- [What this task involves]: Each entry here needs to be set down again exactly, please; pictures are left out.

━━━━━ Source data

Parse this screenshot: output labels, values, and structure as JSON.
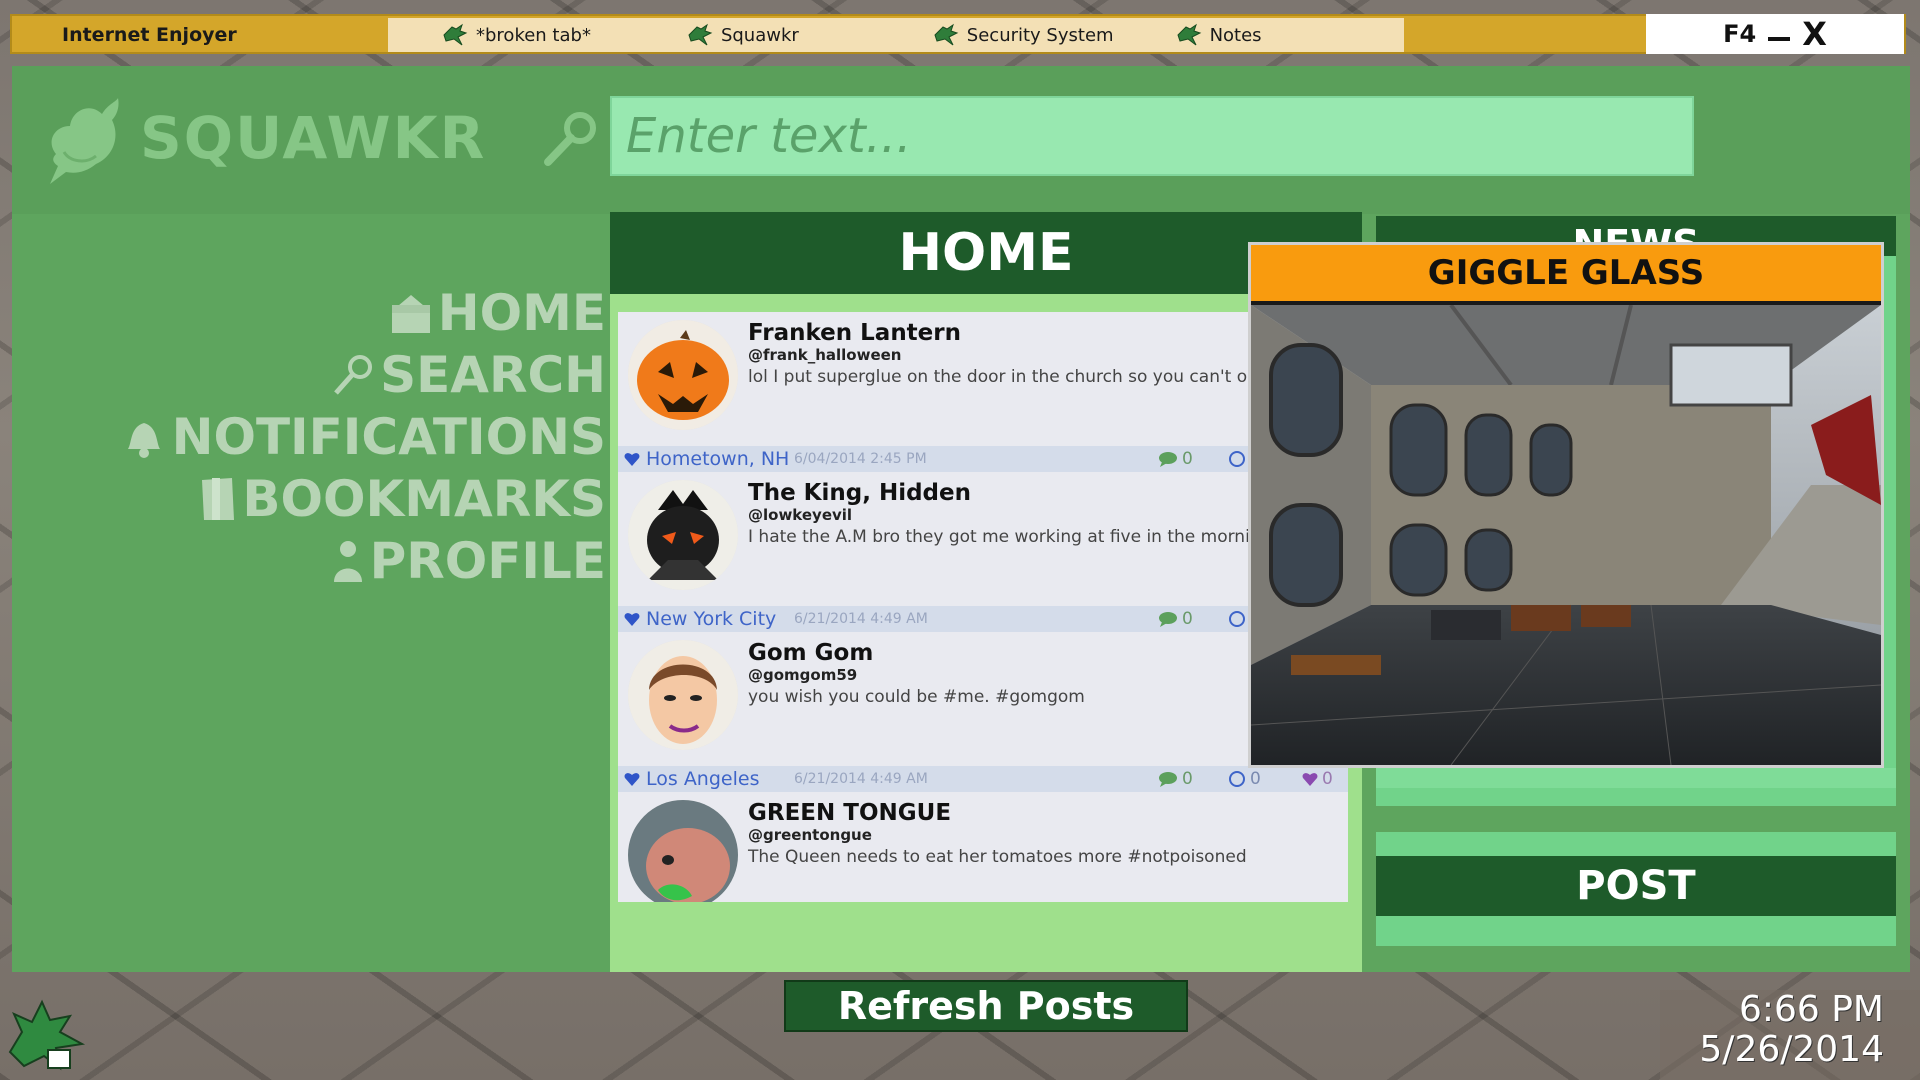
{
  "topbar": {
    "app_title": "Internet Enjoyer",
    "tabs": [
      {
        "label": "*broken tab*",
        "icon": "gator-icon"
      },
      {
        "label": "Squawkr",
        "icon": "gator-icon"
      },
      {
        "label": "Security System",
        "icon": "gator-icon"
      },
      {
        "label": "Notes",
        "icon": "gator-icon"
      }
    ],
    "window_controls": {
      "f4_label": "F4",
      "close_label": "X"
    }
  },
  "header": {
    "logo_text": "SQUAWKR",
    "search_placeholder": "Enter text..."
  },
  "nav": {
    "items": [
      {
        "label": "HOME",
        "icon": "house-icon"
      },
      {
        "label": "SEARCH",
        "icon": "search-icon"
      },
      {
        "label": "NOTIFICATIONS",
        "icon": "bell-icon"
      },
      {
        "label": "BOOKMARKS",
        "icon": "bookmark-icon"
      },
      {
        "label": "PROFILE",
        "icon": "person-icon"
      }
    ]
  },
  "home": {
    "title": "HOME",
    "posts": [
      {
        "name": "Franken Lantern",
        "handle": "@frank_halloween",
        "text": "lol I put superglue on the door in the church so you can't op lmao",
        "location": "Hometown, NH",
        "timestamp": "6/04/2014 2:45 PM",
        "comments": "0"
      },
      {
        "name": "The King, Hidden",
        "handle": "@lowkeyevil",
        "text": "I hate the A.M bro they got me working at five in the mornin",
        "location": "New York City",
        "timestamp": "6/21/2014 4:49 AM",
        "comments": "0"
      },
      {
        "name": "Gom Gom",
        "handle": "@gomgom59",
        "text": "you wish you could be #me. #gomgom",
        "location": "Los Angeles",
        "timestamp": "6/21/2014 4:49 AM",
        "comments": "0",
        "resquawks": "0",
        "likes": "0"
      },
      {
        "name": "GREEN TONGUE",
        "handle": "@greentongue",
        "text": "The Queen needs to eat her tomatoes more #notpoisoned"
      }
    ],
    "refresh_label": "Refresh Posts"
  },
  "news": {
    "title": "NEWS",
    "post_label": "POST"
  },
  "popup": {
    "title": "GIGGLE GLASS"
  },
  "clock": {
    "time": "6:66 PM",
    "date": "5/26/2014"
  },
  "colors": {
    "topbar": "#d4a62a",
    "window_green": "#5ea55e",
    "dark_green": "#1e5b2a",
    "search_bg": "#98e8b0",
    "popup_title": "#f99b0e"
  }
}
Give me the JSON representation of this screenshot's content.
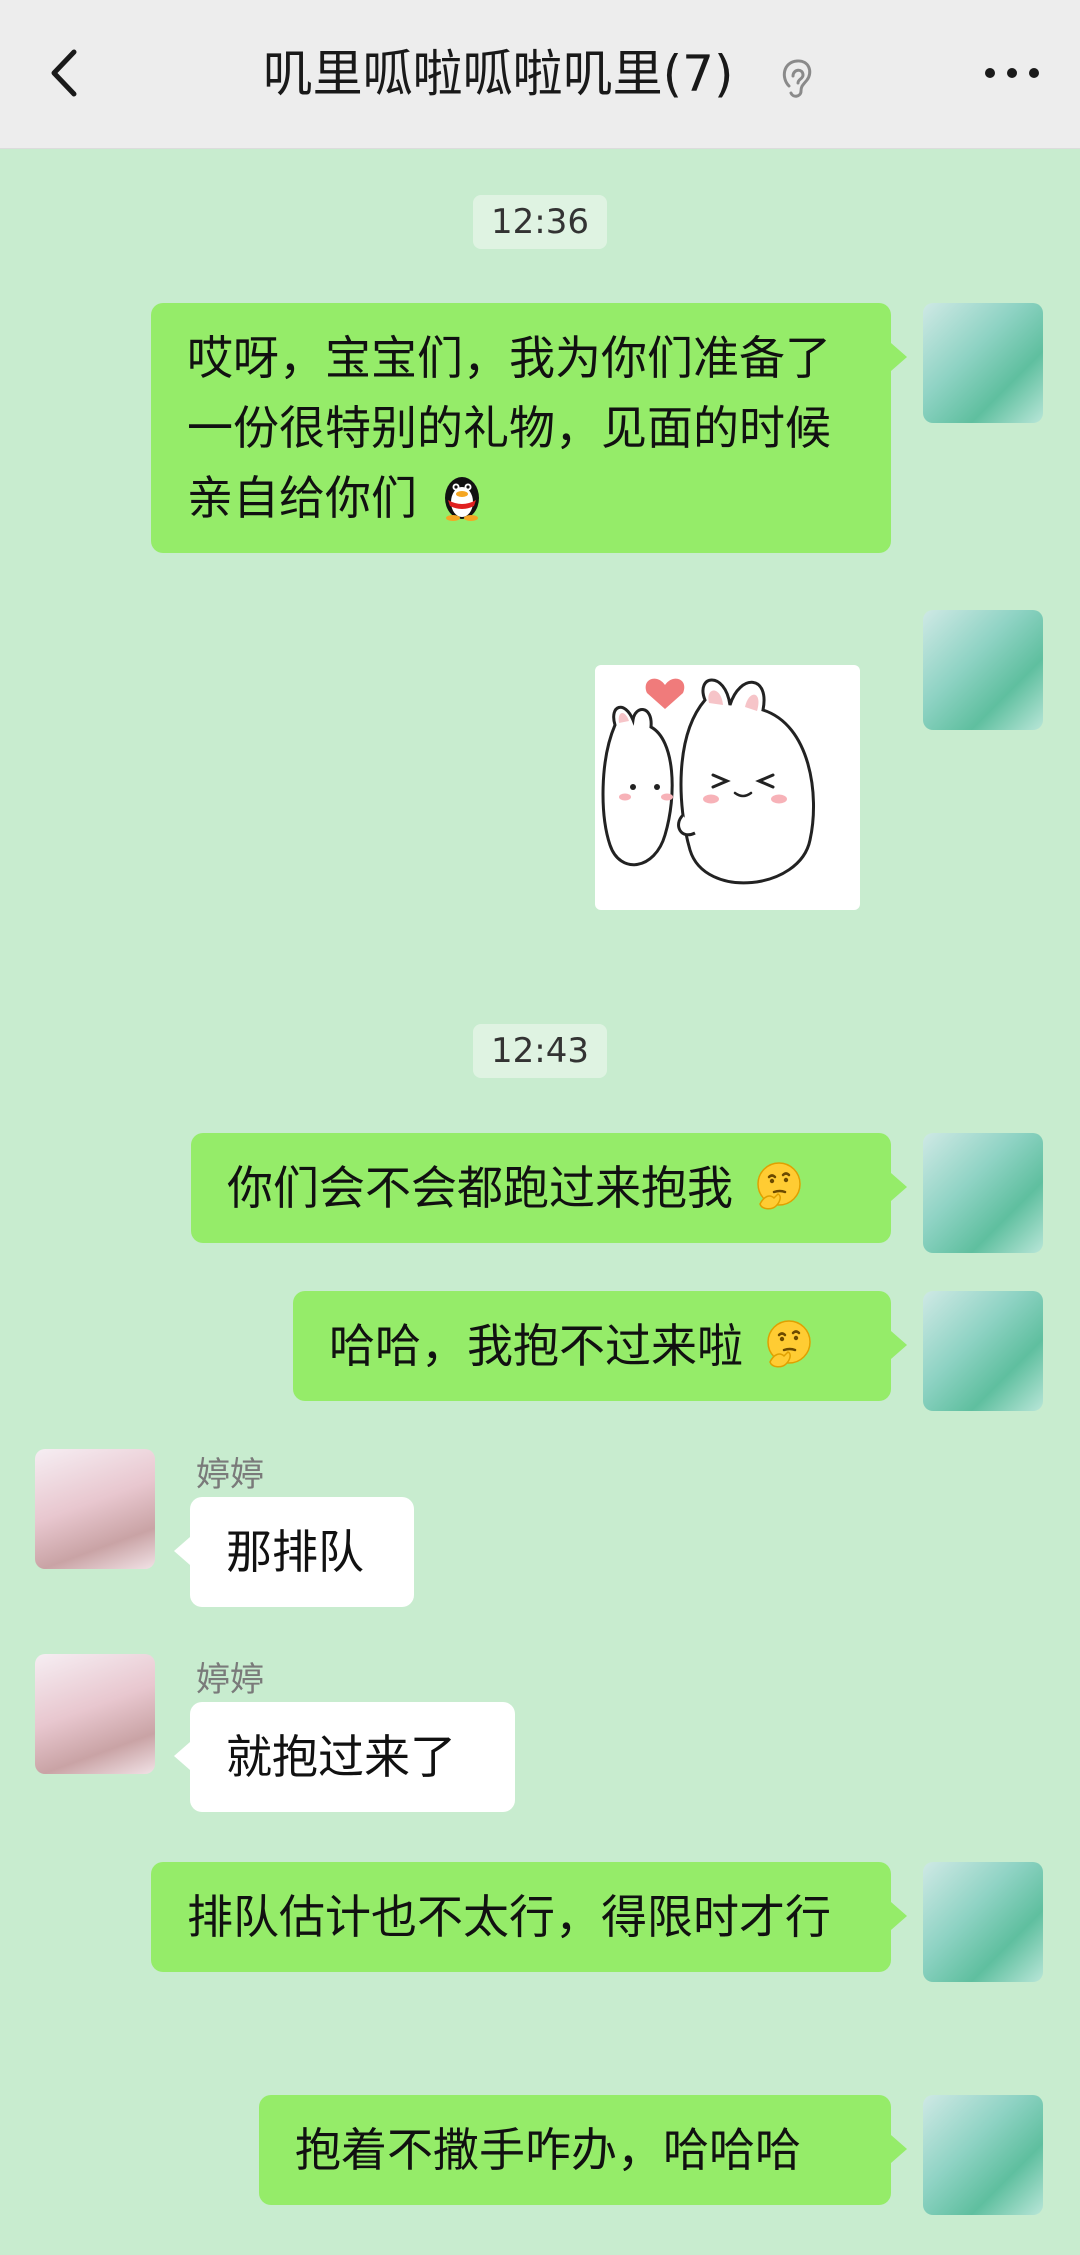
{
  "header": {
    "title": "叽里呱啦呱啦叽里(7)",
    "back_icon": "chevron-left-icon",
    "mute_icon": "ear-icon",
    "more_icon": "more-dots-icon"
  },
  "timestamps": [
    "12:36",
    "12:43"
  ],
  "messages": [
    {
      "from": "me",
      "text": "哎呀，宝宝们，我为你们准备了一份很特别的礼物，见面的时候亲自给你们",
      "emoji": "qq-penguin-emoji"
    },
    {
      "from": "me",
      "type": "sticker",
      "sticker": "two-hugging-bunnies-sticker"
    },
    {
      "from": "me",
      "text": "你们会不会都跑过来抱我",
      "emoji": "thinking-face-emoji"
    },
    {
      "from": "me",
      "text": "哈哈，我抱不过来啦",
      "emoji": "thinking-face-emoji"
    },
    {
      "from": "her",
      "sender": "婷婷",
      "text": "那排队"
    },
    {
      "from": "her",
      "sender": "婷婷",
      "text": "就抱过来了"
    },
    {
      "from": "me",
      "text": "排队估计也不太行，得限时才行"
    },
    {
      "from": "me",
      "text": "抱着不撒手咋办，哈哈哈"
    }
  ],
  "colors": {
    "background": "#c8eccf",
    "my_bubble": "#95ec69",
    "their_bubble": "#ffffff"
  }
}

━━━━━━━━━━

- [The solution]:
Parse this screenshot: output labels, values, and structure as JSON.
{
  "topbar": {
    "app_title": "Internet Enjoyer",
    "tabs": [
      {
        "label": "*broken tab*",
        "icon": "gator-icon"
      },
      {
        "label": "Squawkr",
        "icon": "gator-icon"
      },
      {
        "label": "Security System",
        "icon": "gator-icon"
      },
      {
        "label": "Notes",
        "icon": "gator-icon"
      }
    ],
    "window_controls": {
      "f4_label": "F4",
      "close_label": "X"
    }
  },
  "header": {
    "logo_text": "SQUAWKR",
    "search_placeholder": "Enter text..."
  },
  "nav": {
    "items": [
      {
        "label": "HOME",
        "icon": "house-icon"
      },
      {
        "label": "SEARCH",
        "icon": "search-icon"
      },
      {
        "label": "NOTIFICATIONS",
        "icon": "bell-icon"
      },
      {
        "label": "BOOKMARKS",
        "icon": "bookmark-icon"
      },
      {
        "label": "PROFILE",
        "icon": "person-icon"
      }
    ]
  },
  "home": {
    "title": "HOME",
    "posts": [
      {
        "name": "Franken Lantern",
        "handle": "@frank_halloween",
        "text": "lol I put superglue on the door in the church so you can't op lmao",
        "location": "Hometown, NH",
        "timestamp": "6/04/2014 2:45 PM",
        "comments": "0"
      },
      {
        "name": "The King, Hidden",
        "handle": "@lowkeyevil",
        "text": "I hate the A.M bro they got me working at five in the mornin",
        "location": "New York City",
        "timestamp": "6/21/2014 4:49 AM",
        "comments": "0"
      },
      {
        "name": "Gom Gom",
        "handle": "@gomgom59",
        "text": "you wish you could be #me. #gomgom",
        "location": "Los Angeles",
        "timestamp": "6/21/2014 4:49 AM",
        "comments": "0",
        "resquawks": "0",
        "likes": "0"
      },
      {
        "name": "GREEN TONGUE",
        "handle": "@greentongue",
        "text": "The Queen needs to eat her tomatoes more #notpoisoned"
      }
    ],
    "refresh_label": "Refresh Posts"
  },
  "news": {
    "title": "NEWS",
    "post_label": "POST"
  },
  "popup": {
    "title": "GIGGLE GLASS"
  },
  "clock": {
    "time": "6:66 PM",
    "date": "5/26/2014"
  },
  "colors": {
    "topbar": "#d4a62a",
    "window_green": "#5ea55e",
    "dark_green": "#1e5b2a",
    "search_bg": "#98e8b0",
    "popup_title": "#f99b0e"
  }
}
Give me the JSON representation of this screenshot's content.
{
  "header": {
    "title": "叽里呱啦呱啦叽里(7)",
    "back_icon": "chevron-left-icon",
    "mute_icon": "ear-icon",
    "more_icon": "more-dots-icon"
  },
  "timestamps": [
    "12:36",
    "12:43"
  ],
  "messages": [
    {
      "from": "me",
      "text": "哎呀，宝宝们，我为你们准备了一份很特别的礼物，见面的时候亲自给你们",
      "emoji": "qq-penguin-emoji"
    },
    {
      "from": "me",
      "type": "sticker",
      "sticker": "two-hugging-bunnies-sticker"
    },
    {
      "from": "me",
      "text": "你们会不会都跑过来抱我",
      "emoji": "thinking-face-emoji"
    },
    {
      "from": "me",
      "text": "哈哈，我抱不过来啦",
      "emoji": "thinking-face-emoji"
    },
    {
      "from": "her",
      "sender": "婷婷",
      "text": "那排队"
    },
    {
      "from": "her",
      "sender": "婷婷",
      "text": "就抱过来了"
    },
    {
      "from": "me",
      "text": "排队估计也不太行，得限时才行"
    },
    {
      "from": "me",
      "text": "抱着不撒手咋办，哈哈哈"
    }
  ],
  "colors": {
    "background": "#c8eccf",
    "my_bubble": "#95ec69",
    "their_bubble": "#ffffff"
  }
}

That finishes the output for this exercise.